Record extracts:

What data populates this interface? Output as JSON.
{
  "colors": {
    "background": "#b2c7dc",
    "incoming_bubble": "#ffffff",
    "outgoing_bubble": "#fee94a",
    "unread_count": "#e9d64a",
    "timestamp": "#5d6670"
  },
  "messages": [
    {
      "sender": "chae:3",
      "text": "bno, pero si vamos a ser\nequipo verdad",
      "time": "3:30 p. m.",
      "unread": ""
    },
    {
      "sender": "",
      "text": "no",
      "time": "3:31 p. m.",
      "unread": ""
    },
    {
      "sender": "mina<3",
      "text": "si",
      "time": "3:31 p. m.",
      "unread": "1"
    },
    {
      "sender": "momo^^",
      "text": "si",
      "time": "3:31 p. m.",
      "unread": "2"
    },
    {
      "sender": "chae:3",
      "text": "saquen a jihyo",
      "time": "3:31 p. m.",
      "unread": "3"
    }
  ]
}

Your objective: Go through the records and print each one exactly.

Exercise answer:
What data populates this interface? Output as JSON.
{
  "colors": {
    "background": "#b2c7dc",
    "incoming_bubble": "#ffffff",
    "outgoing_bubble": "#fee94a",
    "unread_count": "#e9d64a",
    "timestamp": "#5d6670"
  },
  "messages": [
    {
      "sender": "chae:3",
      "text": "bno, pero si vamos a ser\nequipo verdad",
      "time": "3:30 p. m.",
      "unread": ""
    },
    {
      "sender": "",
      "text": "no",
      "time": "3:31 p. m.",
      "unread": ""
    },
    {
      "sender": "mina<3",
      "text": "si",
      "time": "3:31 p. m.",
      "unread": "1"
    },
    {
      "sender": "momo^^",
      "text": "si",
      "time": "3:31 p. m.",
      "unread": "2"
    },
    {
      "sender": "chae:3",
      "text": "saquen a jihyo",
      "time": "3:31 p. m.",
      "unread": "3"
    }
  ]
}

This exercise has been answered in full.